_SET PROBLEM_
Only lines holding the string "feedback" are wanted; copy each one from the material.

───── DATA ROWS

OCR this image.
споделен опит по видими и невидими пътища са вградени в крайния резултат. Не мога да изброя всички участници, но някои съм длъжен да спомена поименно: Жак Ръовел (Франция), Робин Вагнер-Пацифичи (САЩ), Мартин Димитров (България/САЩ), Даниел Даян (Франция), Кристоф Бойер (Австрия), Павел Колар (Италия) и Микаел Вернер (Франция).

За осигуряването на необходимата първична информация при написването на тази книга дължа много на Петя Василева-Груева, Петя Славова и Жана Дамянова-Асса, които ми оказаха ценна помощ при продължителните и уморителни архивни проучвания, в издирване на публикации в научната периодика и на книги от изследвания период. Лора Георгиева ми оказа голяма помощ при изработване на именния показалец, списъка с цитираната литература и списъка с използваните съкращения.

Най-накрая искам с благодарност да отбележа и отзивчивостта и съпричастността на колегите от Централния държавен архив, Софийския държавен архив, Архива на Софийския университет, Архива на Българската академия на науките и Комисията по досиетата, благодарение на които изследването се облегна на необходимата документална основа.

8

──────────
───── DATA ROWS

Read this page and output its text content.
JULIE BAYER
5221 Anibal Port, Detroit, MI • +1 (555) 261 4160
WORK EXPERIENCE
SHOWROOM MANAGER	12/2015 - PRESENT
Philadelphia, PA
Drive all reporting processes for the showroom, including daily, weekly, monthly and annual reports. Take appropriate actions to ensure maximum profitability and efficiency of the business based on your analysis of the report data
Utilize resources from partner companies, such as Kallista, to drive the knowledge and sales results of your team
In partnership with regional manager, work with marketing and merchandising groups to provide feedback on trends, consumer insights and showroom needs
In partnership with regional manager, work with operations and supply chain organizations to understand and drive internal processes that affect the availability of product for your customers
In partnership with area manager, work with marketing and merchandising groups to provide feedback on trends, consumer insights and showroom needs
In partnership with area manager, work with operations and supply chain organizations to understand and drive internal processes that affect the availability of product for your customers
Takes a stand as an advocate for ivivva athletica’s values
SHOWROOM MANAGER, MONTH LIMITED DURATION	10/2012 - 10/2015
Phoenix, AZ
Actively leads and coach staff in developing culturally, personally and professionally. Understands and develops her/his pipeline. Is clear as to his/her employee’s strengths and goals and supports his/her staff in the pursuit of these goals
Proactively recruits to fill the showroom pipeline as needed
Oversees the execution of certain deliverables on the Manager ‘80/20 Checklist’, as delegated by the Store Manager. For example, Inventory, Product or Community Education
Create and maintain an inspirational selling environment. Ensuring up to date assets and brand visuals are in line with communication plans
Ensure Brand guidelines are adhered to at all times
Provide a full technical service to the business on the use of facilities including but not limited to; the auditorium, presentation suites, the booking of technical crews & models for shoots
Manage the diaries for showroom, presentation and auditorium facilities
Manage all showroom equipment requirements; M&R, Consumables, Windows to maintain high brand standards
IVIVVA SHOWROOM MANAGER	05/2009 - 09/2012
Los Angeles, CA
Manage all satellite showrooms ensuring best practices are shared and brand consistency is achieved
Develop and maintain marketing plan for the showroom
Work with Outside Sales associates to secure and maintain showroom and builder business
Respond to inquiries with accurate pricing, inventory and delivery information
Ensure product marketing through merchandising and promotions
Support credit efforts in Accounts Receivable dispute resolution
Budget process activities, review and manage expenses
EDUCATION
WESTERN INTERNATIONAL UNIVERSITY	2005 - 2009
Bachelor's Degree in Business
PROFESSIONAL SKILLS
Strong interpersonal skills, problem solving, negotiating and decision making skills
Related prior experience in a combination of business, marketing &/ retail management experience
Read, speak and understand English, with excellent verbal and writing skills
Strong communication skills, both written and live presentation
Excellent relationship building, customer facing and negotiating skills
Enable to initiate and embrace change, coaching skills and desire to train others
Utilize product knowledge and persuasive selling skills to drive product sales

──────────

_TASK SOLUTION_
In partnership with regional manager, work with marketing and merchandising groups to provide feedback on trends, consumer insights and showroom needs
In partnership with area manager, work with marketing and merchandising groups to provide feedback on trends, consumer insights and showroom needs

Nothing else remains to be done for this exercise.